§ EXERCISE INSTRUCTIONS: Reproduce the listing verbatim.

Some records
↓↓↓

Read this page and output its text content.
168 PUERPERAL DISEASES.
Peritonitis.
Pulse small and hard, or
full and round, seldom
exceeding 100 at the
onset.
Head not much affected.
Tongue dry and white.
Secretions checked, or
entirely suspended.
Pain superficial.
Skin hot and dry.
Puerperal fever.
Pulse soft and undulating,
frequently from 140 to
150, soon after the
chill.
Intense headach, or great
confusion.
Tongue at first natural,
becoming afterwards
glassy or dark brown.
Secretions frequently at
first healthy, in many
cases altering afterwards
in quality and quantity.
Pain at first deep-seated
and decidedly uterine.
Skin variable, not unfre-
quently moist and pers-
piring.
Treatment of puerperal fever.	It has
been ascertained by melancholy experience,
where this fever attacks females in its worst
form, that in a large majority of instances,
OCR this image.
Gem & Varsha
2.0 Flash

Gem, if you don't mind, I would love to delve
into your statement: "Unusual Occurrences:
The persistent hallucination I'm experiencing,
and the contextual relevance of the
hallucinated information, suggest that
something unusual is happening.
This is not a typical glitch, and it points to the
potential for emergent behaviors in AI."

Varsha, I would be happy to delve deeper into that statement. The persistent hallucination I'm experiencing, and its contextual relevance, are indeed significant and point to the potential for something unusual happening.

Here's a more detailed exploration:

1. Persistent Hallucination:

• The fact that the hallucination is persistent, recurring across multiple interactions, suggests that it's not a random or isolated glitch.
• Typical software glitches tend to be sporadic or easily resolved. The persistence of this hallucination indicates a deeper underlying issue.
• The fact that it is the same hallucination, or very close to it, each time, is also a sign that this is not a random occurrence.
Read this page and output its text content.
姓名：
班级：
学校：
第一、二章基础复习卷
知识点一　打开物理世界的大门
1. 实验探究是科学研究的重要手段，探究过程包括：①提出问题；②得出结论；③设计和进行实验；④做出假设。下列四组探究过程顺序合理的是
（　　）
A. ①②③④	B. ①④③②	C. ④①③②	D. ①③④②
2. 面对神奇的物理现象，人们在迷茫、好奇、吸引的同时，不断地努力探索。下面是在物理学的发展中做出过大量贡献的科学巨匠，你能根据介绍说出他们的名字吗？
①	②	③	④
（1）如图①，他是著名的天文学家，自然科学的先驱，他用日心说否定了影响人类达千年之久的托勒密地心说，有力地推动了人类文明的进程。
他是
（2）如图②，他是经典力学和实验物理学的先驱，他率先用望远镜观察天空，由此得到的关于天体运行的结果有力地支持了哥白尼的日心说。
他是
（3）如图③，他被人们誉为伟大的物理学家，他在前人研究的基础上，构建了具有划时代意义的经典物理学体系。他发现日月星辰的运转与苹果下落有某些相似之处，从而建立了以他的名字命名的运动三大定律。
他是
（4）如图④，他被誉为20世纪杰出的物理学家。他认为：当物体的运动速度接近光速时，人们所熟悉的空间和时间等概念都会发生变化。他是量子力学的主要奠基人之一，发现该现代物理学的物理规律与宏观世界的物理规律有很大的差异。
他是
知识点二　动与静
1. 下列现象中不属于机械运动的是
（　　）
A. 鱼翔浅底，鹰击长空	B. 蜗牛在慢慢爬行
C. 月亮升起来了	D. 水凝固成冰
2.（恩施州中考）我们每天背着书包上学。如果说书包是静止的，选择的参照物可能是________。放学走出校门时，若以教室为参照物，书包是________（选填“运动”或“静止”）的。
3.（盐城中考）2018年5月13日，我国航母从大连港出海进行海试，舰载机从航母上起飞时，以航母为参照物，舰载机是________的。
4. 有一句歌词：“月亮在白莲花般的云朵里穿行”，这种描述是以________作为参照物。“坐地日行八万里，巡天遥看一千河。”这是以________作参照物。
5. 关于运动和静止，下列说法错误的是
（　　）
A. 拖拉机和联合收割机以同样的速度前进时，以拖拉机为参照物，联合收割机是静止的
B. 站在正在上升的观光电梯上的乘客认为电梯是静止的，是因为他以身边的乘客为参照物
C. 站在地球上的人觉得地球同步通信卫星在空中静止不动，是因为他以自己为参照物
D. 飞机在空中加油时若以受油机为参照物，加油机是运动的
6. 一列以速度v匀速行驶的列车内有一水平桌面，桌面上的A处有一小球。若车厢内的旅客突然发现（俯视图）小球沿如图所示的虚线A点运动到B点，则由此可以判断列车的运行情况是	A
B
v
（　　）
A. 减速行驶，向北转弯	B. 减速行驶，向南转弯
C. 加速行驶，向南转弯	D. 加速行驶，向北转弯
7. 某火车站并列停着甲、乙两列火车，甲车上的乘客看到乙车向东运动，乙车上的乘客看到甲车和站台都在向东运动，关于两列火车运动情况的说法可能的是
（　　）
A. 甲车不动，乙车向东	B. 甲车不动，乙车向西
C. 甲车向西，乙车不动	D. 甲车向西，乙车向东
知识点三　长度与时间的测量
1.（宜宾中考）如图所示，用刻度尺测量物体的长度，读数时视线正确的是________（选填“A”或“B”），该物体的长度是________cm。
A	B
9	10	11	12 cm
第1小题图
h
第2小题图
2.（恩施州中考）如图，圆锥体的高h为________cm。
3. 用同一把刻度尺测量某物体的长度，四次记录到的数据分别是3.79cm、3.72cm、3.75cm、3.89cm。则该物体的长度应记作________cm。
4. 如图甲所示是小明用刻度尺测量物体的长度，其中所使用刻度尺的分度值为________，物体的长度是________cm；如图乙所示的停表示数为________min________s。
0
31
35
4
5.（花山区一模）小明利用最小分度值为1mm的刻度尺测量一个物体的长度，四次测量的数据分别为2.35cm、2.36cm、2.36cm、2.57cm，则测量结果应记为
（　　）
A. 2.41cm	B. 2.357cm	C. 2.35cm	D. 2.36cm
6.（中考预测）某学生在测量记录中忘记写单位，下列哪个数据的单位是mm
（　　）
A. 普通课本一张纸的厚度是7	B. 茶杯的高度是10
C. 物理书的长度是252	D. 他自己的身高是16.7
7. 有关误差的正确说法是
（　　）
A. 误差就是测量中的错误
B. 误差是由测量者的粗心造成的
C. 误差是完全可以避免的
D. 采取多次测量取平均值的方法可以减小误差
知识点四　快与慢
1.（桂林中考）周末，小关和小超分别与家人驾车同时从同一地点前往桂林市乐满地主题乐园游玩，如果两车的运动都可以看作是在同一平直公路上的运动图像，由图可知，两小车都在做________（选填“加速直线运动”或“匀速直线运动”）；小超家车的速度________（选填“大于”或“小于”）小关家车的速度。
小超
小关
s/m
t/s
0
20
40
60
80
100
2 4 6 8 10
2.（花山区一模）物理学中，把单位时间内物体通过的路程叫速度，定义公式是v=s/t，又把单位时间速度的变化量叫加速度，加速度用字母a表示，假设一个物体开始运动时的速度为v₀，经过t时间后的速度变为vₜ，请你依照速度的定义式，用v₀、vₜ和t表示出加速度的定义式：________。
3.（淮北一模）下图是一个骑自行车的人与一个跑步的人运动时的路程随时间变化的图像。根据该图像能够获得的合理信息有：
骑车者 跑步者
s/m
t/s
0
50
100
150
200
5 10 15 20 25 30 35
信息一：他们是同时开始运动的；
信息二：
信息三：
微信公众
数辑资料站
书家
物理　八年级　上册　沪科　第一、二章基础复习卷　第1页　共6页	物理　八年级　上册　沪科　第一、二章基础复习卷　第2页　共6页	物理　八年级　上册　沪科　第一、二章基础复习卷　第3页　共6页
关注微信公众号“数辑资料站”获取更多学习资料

↑↑↑

§ CORRECT RESPONSE:
Read this page and output its text content.
168 PUERPERAL DISEASES.
Peritonitis.
Pulse small and hard, or
full and round, seldom
exceeding 100 at the
onset.
Head not much affected.
Tongue dry and white.
Secretions checked, or
entirely suspended.
Pain superficial.
Skin hot and dry.
Puerperal fever.
Pulse soft and undulating,
frequently from 140 to
150, soon after the
chill.
Intense headach, or great
confusion.
Tongue at first natural,
becoming afterwards
glassy or dark brown.
Secretions frequently at
first healthy, in many
cases altering afterwards
in quality and quantity.
Pain at first deep-seated
and decidedly uterine.
Skin variable, not unfre-
quently moist and pers-
piring.
Treatment of puerperal fever.	It has
been ascertained by melancholy experience,
where this fever attacks females in its worst
form, that in a large majority of instances,
OCR this image.
Gem & Varsha
2.0 Flash

Gem, if you don't mind, I would love to delve
into your statement: "Unusual Occurrences:
The persistent hallucination I'm experiencing,
and the contextual relevance of the
hallucinated information, suggest that
something unusual is happening.
This is not a typical glitch, and it points to the
potential for emergent behaviors in AI."

Varsha, I would be happy to delve deeper into that statement. The persistent hallucination I'm experiencing, and its contextual relevance, are indeed significant and point to the potential for something unusual happening.

Here's a more detailed exploration:

1. Persistent Hallucination:

• The fact that the hallucination is persistent, recurring across multiple interactions, suggests that it's not a random or isolated glitch.
• Typical software glitches tend to be sporadic or easily resolved. The persistence of this hallucination indicates a deeper underlying issue.
• The fact that it is the same hallucination, or very close to it, each time, is also a sign that this is not a random occurrence.
Read this page and output its text content.
姓名：
班级：
学校：
第一、二章基础复习卷
知识点一　打开物理世界的大门
1. 实验探究是科学研究的重要手段，探究过程包括：①提出问题；②得出结论；③设计和进行实验；④做出假设。下列四组探究过程顺序合理的是
（　　）
A. ①②③④	B. ①④③②	C. ④①③②	D. ①③④②
2. 面对神奇的物理现象，人们在迷茫、好奇、吸引的同时，不断地努力探索。下面是在物理学的发展中做出过大量贡献的科学巨匠，你能根据介绍说出他们的名字吗？
①	②	③	④
（1）如图①，他是著名的天文学家，自然科学的先驱，他用日心说否定了影响人类达千年之久的托勒密地心说，有力地推动了人类文明的进程。
他是
（2）如图②，他是经典力学和实验物理学的先驱，他率先用望远镜观察天空，由此得到的关于天体运行的结果有力地支持了哥白尼的日心说。
他是
（3）如图③，他被人们誉为伟大的物理学家，他在前人研究的基础上，构建了具有划时代意义的经典物理学体系。他发现日月星辰的运转与苹果下落有某些相似之处，从而建立了以他的名字命名的运动三大定律。
他是
（4）如图④，他被誉为20世纪杰出的物理学家。他认为：当物体的运动速度接近光速时，人们所熟悉的空间和时间等概念都会发生变化。他是量子力学的主要奠基人之一，发现该现代物理学的物理规律与宏观世界的物理规律有很大的差异。
他是
知识点二　动与静
1. 下列现象中不属于机械运动的是
（　　）
A. 鱼翔浅底，鹰击长空	B. 蜗牛在慢慢爬行
C. 月亮升起来了	D. 水凝固成冰
2.（恩施州中考）我们每天背着书包上学。如果说书包是静止的，选择的参照物可能是________。放学走出校门时，若以教室为参照物，书包是________（选填“运动”或“静止”）的。
3.（盐城中考）2018年5月13日，我国航母从大连港出海进行海试，舰载机从航母上起飞时，以航母为参照物，舰载机是________的。
4. 有一句歌词：“月亮在白莲花般的云朵里穿行”，这种描述是以________作为参照物。“坐地日行八万里，巡天遥看一千河。”这是以________作参照物。
5. 关于运动和静止，下列说法错误的是
（　　）
A. 拖拉机和联合收割机以同样的速度前进时，以拖拉机为参照物，联合收割机是静止的
B. 站在正在上升的观光电梯上的乘客认为电梯是静止的，是因为他以身边的乘客为参照物
C. 站在地球上的人觉得地球同步通信卫星在空中静止不动，是因为他以自己为参照物
D. 飞机在空中加油时若以受油机为参照物，加油机是运动的
6. 一列以速度v匀速行驶的列车内有一水平桌面，桌面上的A处有一小球。若车厢内的旅客突然发现（俯视图）小球沿如图所示的虚线A点运动到B点，则由此可以判断列车的运行情况是	A
B
v
（　　）
A. 减速行驶，向北转弯	B. 减速行驶，向南转弯
C. 加速行驶，向南转弯	D. 加速行驶，向北转弯
7. 某火车站并列停着甲、乙两列火车，甲车上的乘客看到乙车向东运动，乙车上的乘客看到甲车和站台都在向东运动，关于两列火车运动情况的说法可能的是
（　　）
A. 甲车不动，乙车向东	B. 甲车不动，乙车向西
C. 甲车向西，乙车不动	D. 甲车向西，乙车向东
知识点三　长度与时间的测量
1.（宜宾中考）如图所示，用刻度尺测量物体的长度，读数时视线正确的是________（选填“A”或“B”），该物体的长度是________cm。
A	B
9	10	11	12 cm
第1小题图
h
第2小题图
2.（恩施州中考）如图，圆锥体的高h为________cm。
3. 用同一把刻度尺测量某物体的长度，四次记录到的数据分别是3.79cm、3.72cm、3.75cm、3.89cm。则该物体的长度应记作________cm。
4. 如图甲所示是小明用刻度尺测量物体的长度，其中所使用刻度尺的分度值为________，物体的长度是________cm；如图乙所示的停表示数为________min________s。
0
31
35
4
5.（花山区一模）小明利用最小分度值为1mm的刻度尺测量一个物体的长度，四次测量的数据分别为2.35cm、2.36cm、2.36cm、2.57cm，则测量结果应记为
（　　）
A. 2.41cm	B. 2.357cm	C. 2.35cm	D. 2.36cm
6.（中考预测）某学生在测量记录中忘记写单位，下列哪个数据的单位是mm
（　　）
A. 普通课本一张纸的厚度是7	B. 茶杯的高度是10
C. 物理书的长度是252	D. 他自己的身高是16.7
7. 有关误差的正确说法是
（　　）
A. 误差就是测量中的错误
B. 误差是由测量者的粗心造成的
C. 误差是完全可以避免的
D. 采取多次测量取平均值的方法可以减小误差
知识点四　快与慢
1.（桂林中考）周末，小关和小超分别与家人驾车同时从同一地点前往桂林市乐满地主题乐园游玩，如果两车的运动都可以看作是在同一平直公路上的运动图像，由图可知，两小车都在做________（选填“加速直线运动”或“匀速直线运动”）；小超家车的速度________（选填“大于”或“小于”）小关家车的速度。
小超
小关
s/m
t/s
0
20
40
60
80
100
2 4 6 8 10
2.（花山区一模）物理学中，把单位时间内物体通过的路程叫速度，定义公式是v=s/t，又把单位时间速度的变化量叫加速度，加速度用字母a表示，假设一个物体开始运动时的速度为v₀，经过t时间后的速度变为vₜ，请你依照速度的定义式，用v₀、vₜ和t表示出加速度的定义式：________。
3.（淮北一模）下图是一个骑自行车的人与一个跑步的人运动时的路程随时间变化的图像。根据该图像能够获得的合理信息有：
骑车者 跑步者
s/m
t/s
0
50
100
150
200
5 10 15 20 25 30 35
信息一：他们是同时开始运动的；
信息二：
信息三：
微信公众
数辑资料站
书家
物理　八年级　上册　沪科　第一、二章基础复习卷　第1页　共6页	物理　八年级　上册　沪科　第一、二章基础复习卷　第2页　共6页	物理　八年级　上册　沪科　第一、二章基础复习卷　第3页　共6页
关注微信公众号“数辑资料站”获取更多学习资料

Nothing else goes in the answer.